EXERCISE PROMPT - Look through the lines below and extract each one that contains "stack".

Data records:
━━━━━━━━

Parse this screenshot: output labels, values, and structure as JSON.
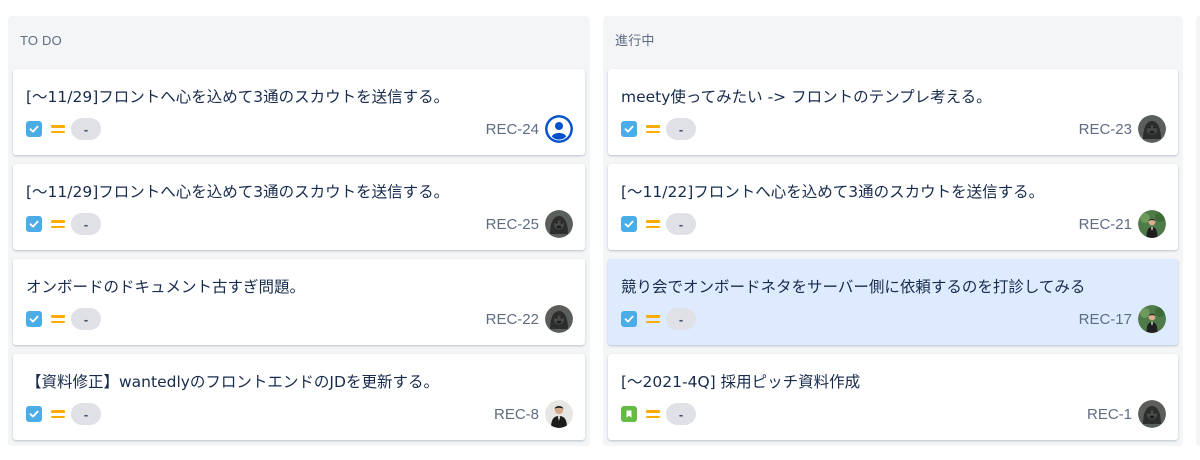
{
  "columns": [
    {
      "title": "TO DO",
      "cards": [
        {
          "summary": "[〜11/29]フロントへ心を込めて3通のスカウトを送信する。",
          "key": "REC-24",
          "type": "task-icon",
          "priority": "medium-priority-icon",
          "badge": "-",
          "avatar": "default-user-avatar"
        },
        {
          "summary": "[〜11/29]フロントへ心を込めて3通のスカウトを送信する。",
          "key": "REC-25",
          "type": "task-icon",
          "priority": "medium-priority-icon",
          "badge": "-",
          "avatar": "gorilla-avatar"
        },
        {
          "summary": "オンボードのドキュメント古すぎ問題。",
          "key": "REC-22",
          "type": "task-icon",
          "priority": "medium-priority-icon",
          "badge": "-",
          "avatar": "gorilla-avatar"
        },
        {
          "summary": "【資料修正】wantedlyのフロントエンドのJDを更新する。",
          "key": "REC-8",
          "type": "task-icon",
          "priority": "medium-priority-icon",
          "badge": "-",
          "avatar": "person-avatar"
        }
      ]
    },
    {
      "title": "進行中",
      "cards": [
        {
          "summary": "meety使ってみたい -> フロントのテンプレ考える。",
          "key": "REC-23",
          "type": "task-icon",
          "priority": "medium-priority-icon",
          "badge": "-",
          "avatar": "gorilla-avatar"
        },
        {
          "summary": "[〜11/22]フロントへ心を込めて3通のスカウトを送信する。",
          "key": "REC-21",
          "type": "task-icon",
          "priority": "medium-priority-icon",
          "badge": "-",
          "avatar": "outdoor-person-avatar"
        },
        {
          "summary": "競り会でオンボードネタをサーバー側に依頼するのを打診してみる",
          "key": "REC-17",
          "type": "task-icon",
          "priority": "medium-priority-icon",
          "badge": "-",
          "avatar": "outdoor-person-avatar",
          "highlighted": true
        },
        {
          "summary": "[〜2021-4Q] 採用ピッチ資料作成",
          "key": "REC-1",
          "type": "story-icon",
          "priority": "medium-priority-icon",
          "badge": "-",
          "avatar": "gorilla-avatar"
        }
      ]
    }
  ],
  "colors": {
    "task": "#4bade8",
    "story": "#65ba43",
    "priority_medium": "#ffab00",
    "highlight": "#deebff"
  }
}
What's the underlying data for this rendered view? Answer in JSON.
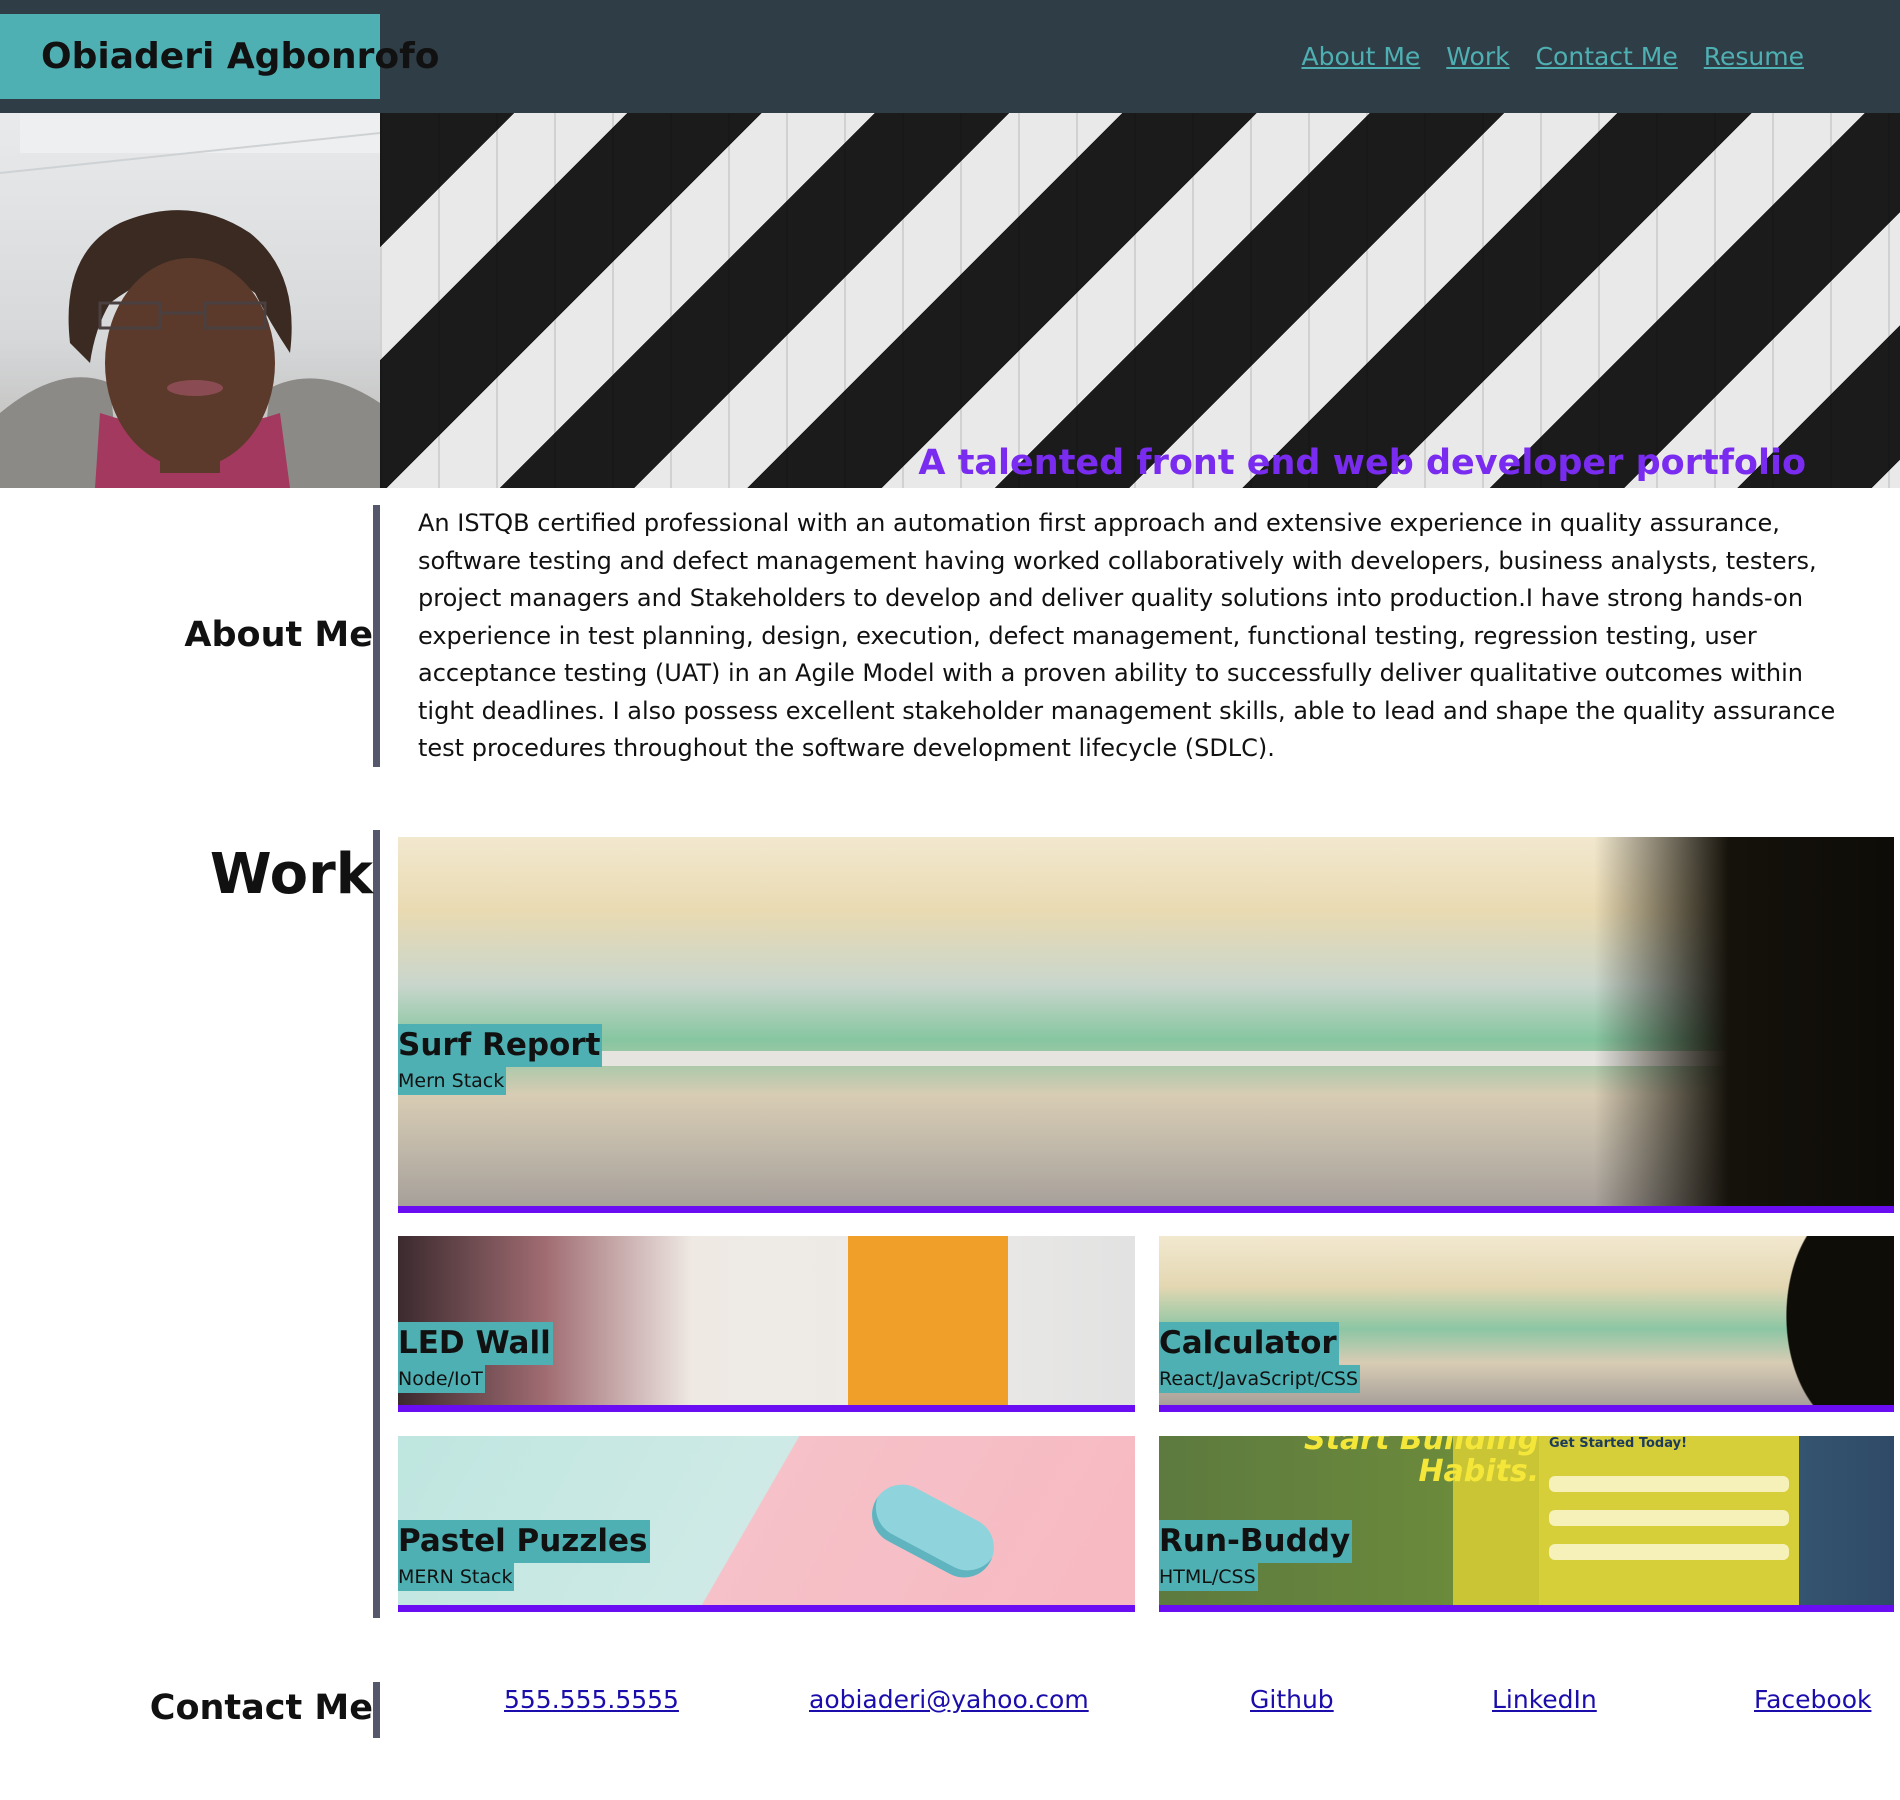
{
  "header": {
    "brand": "Obiaderi Agbonrofo",
    "nav": [
      "About Me",
      "Work",
      "Contact Me",
      "Resume"
    ],
    "accent_color": "#4fb0b3",
    "bar_color": "#2f3e46"
  },
  "hero": {
    "tagline": "A talented front end web developer portfolio",
    "tagline_color": "#7a2bf0"
  },
  "about": {
    "heading": "About Me",
    "text": "An ISTQB certified professional with an automation first approach and extensive experience in quality assurance, software testing and defect management having worked collaboratively with developers, business analysts, testers, project managers and Stakeholders to develop and deliver quality solutions into production.I have strong hands-on experience in test planning, design, execution, defect management, functional testing, regression testing, user acceptance testing (UAT) in an Agile Model with a proven ability to successfully deliver qualitative outcomes within tight deadlines. I also possess excellent stakeholder management skills, able to lead and shape the quality assurance test procedures throughout the software development lifecycle (SDLC)."
  },
  "work": {
    "heading": "Work",
    "projects": [
      {
        "title": "Surf Report",
        "stack": "Mern Stack"
      },
      {
        "title": "LED Wall",
        "stack": "Node/IoT"
      },
      {
        "title": "Calculator",
        "stack": "React/JavaScript/CSS"
      },
      {
        "title": "Pastel Puzzles",
        "stack": "MERN Stack"
      },
      {
        "title": "Run-Buddy",
        "stack": "HTML/CSS"
      }
    ],
    "run_buddy_headline_1": "Start Building",
    "run_buddy_headline_2": "Habits.",
    "run_buddy_form_title": "Get Started Today!",
    "border_color": "#6a0df2"
  },
  "contact": {
    "heading": "Contact Me",
    "links": [
      "555.555.5555",
      "aobiaderi@yahoo.com",
      "Github",
      "LinkedIn",
      "Facebook"
    ]
  }
}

━━━━━━━━

THE RESPONSE -
        "stack": "Mern Stack"
        "stack": "Node/IoT"
        "stack": "React/JavaScript/CSS"
        "stack": "MERN Stack"
        "stack": "HTML/CSS"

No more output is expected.